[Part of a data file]
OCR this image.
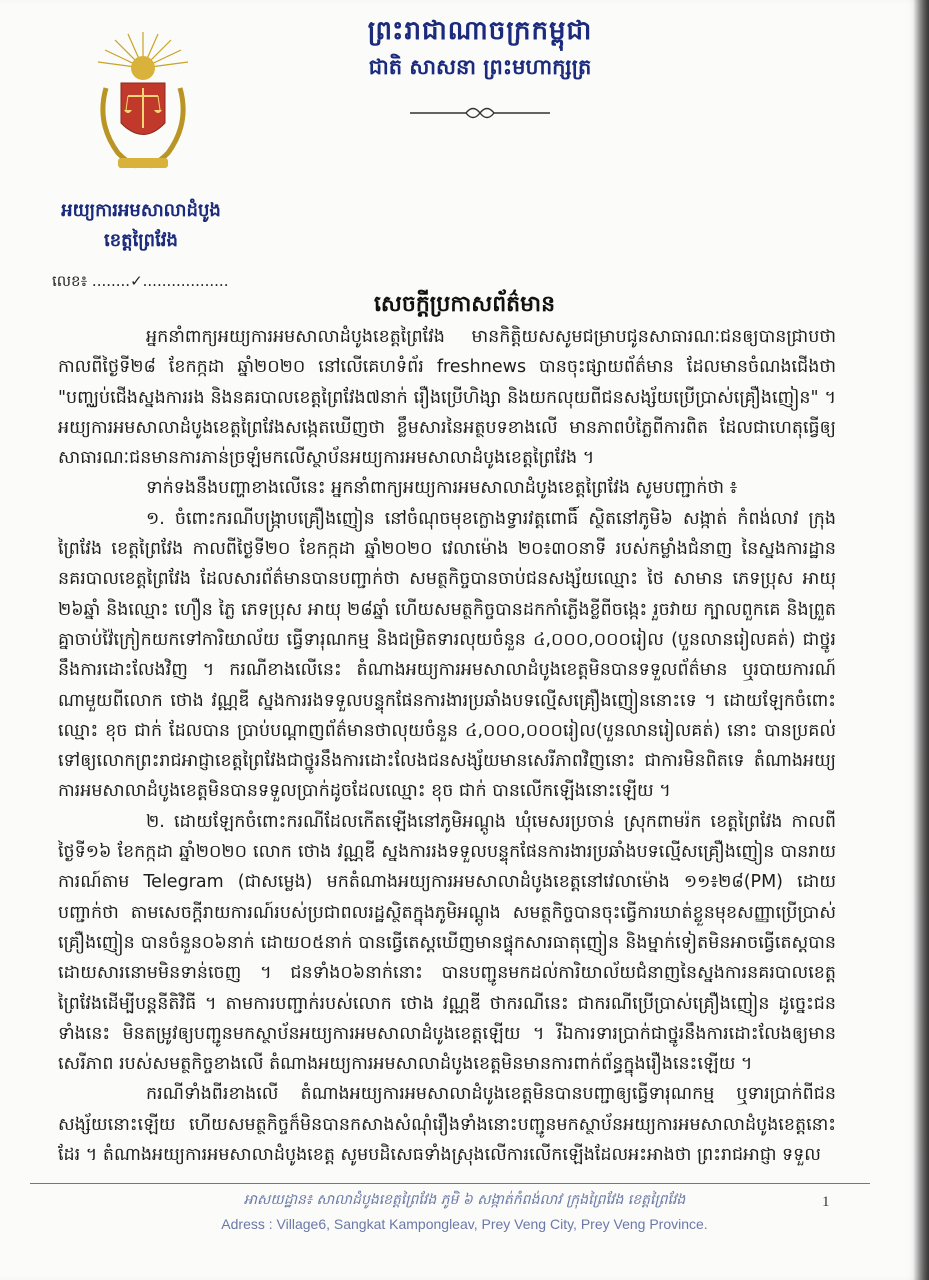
ព្រះរាជាណាចក្រកម្ពុជា
ជាតិ សាសនា ព្រះមហាក្សត្រ
អយ្យការអមសាលាដំបូង
ខេត្តព្រៃវែង
លេខ៖ ........✓..................
សេចក្តីប្រកាសព័ត៌មាន

អ្នកនាំពាក្យអយ្យការអមសាលាដំបូងខេត្តព្រៃវែង មានកិត្តិយសសូមជម្រាបជូនសាធារណៈជនឲ្យបានជ្រាបថា កាលពីថ្ងៃទី២៨ ខែកក្កដា ឆ្នាំ២០២០ នៅលើគេហទំព័រ freshnews បានចុះផ្សាយព័ត៌មាន ដែលមានចំណងជើងថា "បញ្ឈប់ជើងស្នងការរង និងនគរបាលខេត្តព្រៃវែង៧នាក់ រឿងប្រើហិង្សា និងយកលុយពីជនសង្ស័យប្រើប្រាស់គ្រឿងញៀន" ។ អយ្យការអមសាលាដំបូងខេត្តព្រៃវែងសង្កេតឃើញថា ខ្លឹមសារនៃអត្ថបទខាងលើ មានភាពបំភ្លៃពីការពិត ដែលជាហេតុធ្វើឲ្យសាធារណៈជនមានការភាន់ច្រឡំមកលើស្ថាប័នអយ្យការអមសាលាដំបូងខេត្តព្រៃវែង ។

ទាក់ទងនឹងបញ្ហាខាងលើនេះ អ្នកនាំពាក្យអយ្យការអមសាលាដំបូងខេត្តព្រៃវែង សូមបញ្ជាក់ថា ៖

១. ចំពោះករណីបង្ក្រាបគ្រឿងញៀន នៅចំណុចមុខក្លោងទ្វារវត្តពោធិ៍ ស្ថិតនៅភូមិ៦ សង្កាត់ កំពង់លាវ ក្រុងព្រៃវែង ខេត្តព្រៃវែង កាលពីថ្ងៃទី២០ ខែកក្កដា ឆ្នាំ២០២០ វេលាម៉ោង ២០៖៣០នាទី របស់កម្លាំងជំនាញ នៃស្នងការដ្ឋាននគរបាលខេត្តព្រៃវែង ដែលសារព័ត៌មានបានបញ្ជាក់ថា សមត្ថកិច្ចបានចាប់ជនសង្ស័យឈ្មោះ ថៃ សាមាន ភេទប្រុស អាយុ ២៦ឆ្នាំ និងឈ្មោះ ហឿន ភ្លៃ ភេទប្រុស អាយុ ២៨ឆ្នាំ ហើយសមត្ថកិច្ចបានដកកាំភ្លើងខ្លីពីចង្កេះ រួចវាយ ក្បាលពួកគេ និងព្រួតគ្នាចាប់វ៉ៃក្រៀកយកទៅការិយាល័យ ធ្វើទារុណកម្ម និងជម្រិតទារលុយចំនួន ៤,០០០,០០០រៀល (បួនលានរៀលគត់) ជាថ្នូរនឹងការដោះលែងវិញ ។ ករណីខាងលើនេះ តំណាងអយ្យការអមសាលាដំបូងខេត្តមិនបានទទួលព័ត៌មាន ឬរបាយការណ៍ណាមួយពីលោក ថោង វណ្ណឌី ស្នងការរងទទួលបន្ទុកផែនការងារប្រឆាំងបទល្មើសគ្រឿងញៀននោះទេ ។ ដោយឡែកចំពោះឈ្មោះ ខុច ជាក់ ដែលបាន ប្រាប់បណ្តាញព័ត៌មានថាលុយចំនួន ៤,០០០,០០០រៀល(បួនលានរៀលគត់) នោះ បានប្រគល់ទៅឲ្យលោកព្រះរាជអាជ្ញាខេត្តព្រៃវែងជាថ្នូរនឹងការដោះលែងជនសង្ស័យមានសេរីភាពវិញនោះ ជាការមិនពិតទេ តំណាងអយ្យការអមសាលាដំបូងខេត្តមិនបានទទួលប្រាក់ដូចដែលឈ្មោះ ខុច ជាក់ បានលើកឡើងនោះឡើយ ។

២. ដោយឡែកចំពោះករណីដែលកើតឡើងនៅភូមិអណ្តូង ឃុំមេសរប្រចាន់ ស្រុកពាមរ៉ក ខេត្តព្រៃវែង កាលពី ថ្ងៃទី១៦ ខែកក្កដា ឆ្នាំ២០២០ លោក ថោង វណ្ណឌី ស្នងការរងទទួលបន្ទុកផែនការងារប្រឆាំងបទល្មើសគ្រឿងញៀន បានរាយការណ៍តាម Telegram (ជាសម្លេង) មកតំណាងអយ្យការអមសាលាដំបូងខេត្តនៅវេលាម៉ោង ១១៖២៨(PM) ដោយបញ្ជាក់ថា តាមសេចក្តីរាយការណ៍របស់ប្រជាពលរដ្ឋស្ថិតក្នុងភូមិអណ្តូង សមត្ថកិច្ចបានចុះធ្វើការឃាត់ខ្លួនមុខសញ្ញាប្រើប្រាស់គ្រឿងញៀន បានចំនួន០៦នាក់ ដោយ០៥នាក់ បានធ្វើតេស្តឃើញមានផ្ទុកសារធាតុញៀន និងម្នាក់ទៀតមិនអាចធ្វើតេស្តបានដោយសារនោមមិនទាន់ចេញ ។ ជនទាំង០៦នាក់នោះ បានបញ្ជូនមកដល់ការិយាល័យជំនាញនៃស្នងការនគរបាលខេត្តព្រៃវែងដើម្បីបន្តនីតិវិធី ។ តាមការបញ្ជាក់របស់លោក ថោង វណ្ណឌី ថាករណីនេះ ជាករណីប្រើប្រាស់គ្រឿងញៀន ដូច្នេះជនទាំងនេះ មិនតម្រូវឲ្យបញ្ជូនមកស្ថាប័នអយ្យការអមសាលាដំបូងខេត្តឡើយ ។ រីឯការទារប្រាក់ជាថ្នូរនឹងការដោះលែងឲ្យមានសេរីភាព របស់សមត្ថកិច្ចខាងលើ តំណាងអយ្យការអមសាលាដំបូងខេត្តមិនមានការពាក់ព័ន្ធក្នុងរឿងនេះឡើយ ។

ករណីទាំងពីរខាងលើ តំណាងអយ្យការអមសាលាដំបូងខេត្តមិនបានបញ្ជាឲ្យធ្វើទារុណកម្ម ឬទារប្រាក់ពីជនសង្ស័យនោះឡើយ ហើយសមត្ថកិច្ចក៏មិនបានកសាងសំណុំរឿងទាំងនោះបញ្ជូនមកស្ថាប័នអយ្យការអមសាលាដំបូងខេត្តនោះដែរ ។ តំណាងអយ្យការអមសាលាដំបូងខេត្ត សូមបដិសេធទាំងស្រុងលើការលើកឡើងដែលអះអាងថា ព្រះរាជអាជ្ញា ទទួល

អាសយដ្ឋាន៖ សាលាដំបូងខេត្តព្រៃវែង ភូមិ ៦ សង្កាត់កំពង់លាវ ក្រុងព្រៃវែង ខេត្តព្រៃវែង
Adress : Village6, Sangkat Kampongleav, Prey Veng City, Prey Veng Province.
1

**What the task requires:** Retype all the records shown above, character for character. Omit every picture.

**Written response:**
OCR this image.
ព្រះរាជាណាចក្រកម្ពុជា
ជាតិ សាសនា ព្រះមហាក្សត្រ
អយ្យការអមសាលាដំបូង
ខេត្តព្រៃវែង
លេខ៖ ........✓..................
សេចក្តីប្រកាសព័ត៌មាន

អ្នកនាំពាក្យអយ្យការអមសាលាដំបូងខេត្តព្រៃវែង មានកិត្តិយសសូមជម្រាបជូនសាធារណៈជនឲ្យបានជ្រាបថា កាលពីថ្ងៃទី២៨ ខែកក្កដា ឆ្នាំ២០២០ នៅលើគេហទំព័រ freshnews បានចុះផ្សាយព័ត៌មាន ដែលមានចំណងជើងថា "បញ្ឈប់ជើងស្នងការរង និងនគរបាលខេត្តព្រៃវែង៧នាក់ រឿងប្រើហិង្សា និងយកលុយពីជនសង្ស័យប្រើប្រាស់គ្រឿងញៀន" ។ អយ្យការអមសាលាដំបូងខេត្តព្រៃវែងសង្កេតឃើញថា ខ្លឹមសារនៃអត្ថបទខាងលើ មានភាពបំភ្លៃពីការពិត ដែលជាហេតុធ្វើឲ្យសាធារណៈជនមានការភាន់ច្រឡំមកលើស្ថាប័នអយ្យការអមសាលាដំបូងខេត្តព្រៃវែង ។

ទាក់ទងនឹងបញ្ហាខាងលើនេះ អ្នកនាំពាក្យអយ្យការអមសាលាដំបូងខេត្តព្រៃវែង សូមបញ្ជាក់ថា ៖

១. ចំពោះករណីបង្ក្រាបគ្រឿងញៀន នៅចំណុចមុខក្លោងទ្វារវត្តពោធិ៍ ស្ថិតនៅភូមិ៦ សង្កាត់ កំពង់លាវ ក្រុងព្រៃវែង ខេត្តព្រៃវែង កាលពីថ្ងៃទី២០ ខែកក្កដា ឆ្នាំ២០២០ វេលាម៉ោង ២០៖៣០នាទី របស់កម្លាំងជំនាញ នៃស្នងការដ្ឋាននគរបាលខេត្តព្រៃវែង ដែលសារព័ត៌មានបានបញ្ជាក់ថា សមត្ថកិច្ចបានចាប់ជនសង្ស័យឈ្មោះ ថៃ សាមាន ភេទប្រុស អាយុ ២៦ឆ្នាំ និងឈ្មោះ ហឿន ភ្លៃ ភេទប្រុស អាយុ ២៨ឆ្នាំ ហើយសមត្ថកិច្ចបានដកកាំភ្លើងខ្លីពីចង្កេះ រួចវាយ ក្បាលពួកគេ និងព្រួតគ្នាចាប់វ៉ៃក្រៀកយកទៅការិយាល័យ ធ្វើទារុណកម្ម និងជម្រិតទារលុយចំនួន ៤,០០០,០០០រៀល (បួនលានរៀលគត់) ជាថ្នូរនឹងការដោះលែងវិញ ។ ករណីខាងលើនេះ តំណាងអយ្យការអមសាលាដំបូងខេត្តមិនបានទទួលព័ត៌មាន ឬរបាយការណ៍ណាមួយពីលោក ថោង វណ្ណឌី ស្នងការរងទទួលបន្ទុកផែនការងារប្រឆាំងបទល្មើសគ្រឿងញៀននោះទេ ។ ដោយឡែកចំពោះឈ្មោះ ខុច ជាក់ ដែលបាន ប្រាប់បណ្តាញព័ត៌មានថាលុយចំនួន ៤,០០០,០០០រៀល(បួនលានរៀលគត់) នោះ បានប្រគល់ទៅឲ្យលោកព្រះរាជអាជ្ញាខេត្តព្រៃវែងជាថ្នូរនឹងការដោះលែងជនសង្ស័យមានសេរីភាពវិញនោះ ជាការមិនពិតទេ តំណាងអយ្យការអមសាលាដំបូងខេត្តមិនបានទទួលប្រាក់ដូចដែលឈ្មោះ ខុច ជាក់ បានលើកឡើងនោះឡើយ ។

២. ដោយឡែកចំពោះករណីដែលកើតឡើងនៅភូមិអណ្តូង ឃុំមេសរប្រចាន់ ស្រុកពាមរ៉ក ខេត្តព្រៃវែង កាលពី ថ្ងៃទី១៦ ខែកក្កដា ឆ្នាំ២០២០ លោក ថោង វណ្ណឌី ស្នងការរងទទួលបន្ទុកផែនការងារប្រឆាំងបទល្មើសគ្រឿងញៀន បានរាយការណ៍តាម Telegram (ជាសម្លេង) មកតំណាងអយ្យការអមសាលាដំបូងខេត្តនៅវេលាម៉ោង ១១៖២៨(PM) ដោយបញ្ជាក់ថា តាមសេចក្តីរាយការណ៍របស់ប្រជាពលរដ្ឋស្ថិតក្នុងភូមិអណ្តូង សមត្ថកិច្ចបានចុះធ្វើការឃាត់ខ្លួនមុខសញ្ញាប្រើប្រាស់គ្រឿងញៀន បានចំនួន០៦នាក់ ដោយ០៥នាក់ បានធ្វើតេស្តឃើញមានផ្ទុកសារធាតុញៀន និងម្នាក់ទៀតមិនអាចធ្វើតេស្តបានដោយសារនោមមិនទាន់ចេញ ។ ជនទាំង០៦នាក់នោះ បានបញ្ជូនមកដល់ការិយាល័យជំនាញនៃស្នងការនគរបាលខេត្តព្រៃវែងដើម្បីបន្តនីតិវិធី ។ តាមការបញ្ជាក់របស់លោក ថោង វណ្ណឌី ថាករណីនេះ ជាករណីប្រើប្រាស់គ្រឿងញៀន ដូច្នេះជនទាំងនេះ មិនតម្រូវឲ្យបញ្ជូនមកស្ថាប័នអយ្យការអមសាលាដំបូងខេត្តឡើយ ។ រីឯការទារប្រាក់ជាថ្នូរនឹងការដោះលែងឲ្យមានសេរីភាព របស់សមត្ថកិច្ចខាងលើ តំណាងអយ្យការអមសាលាដំបូងខេត្តមិនមានការពាក់ព័ន្ធក្នុងរឿងនេះឡើយ ។

ករណីទាំងពីរខាងលើ តំណាងអយ្យការអមសាលាដំបូងខេត្តមិនបានបញ្ជាឲ្យធ្វើទារុណកម្ម ឬទារប្រាក់ពីជនសង្ស័យនោះឡើយ ហើយសមត្ថកិច្ចក៏មិនបានកសាងសំណុំរឿងទាំងនោះបញ្ជូនមកស្ថាប័នអយ្យការអមសាលាដំបូងខេត្តនោះដែរ ។ តំណាងអយ្យការអមសាលាដំបូងខេត្ត សូមបដិសេធទាំងស្រុងលើការលើកឡើងដែលអះអាងថា ព្រះរាជអាជ្ញា ទទួល

អាសយដ្ឋាន៖ សាលាដំបូងខេត្តព្រៃវែង ភូមិ ៦ សង្កាត់កំពង់លាវ ក្រុងព្រៃវែង ខេត្តព្រៃវែង
Adress : Village6, Sangkat Kampongleav, Prey Veng City, Prey Veng Province.
1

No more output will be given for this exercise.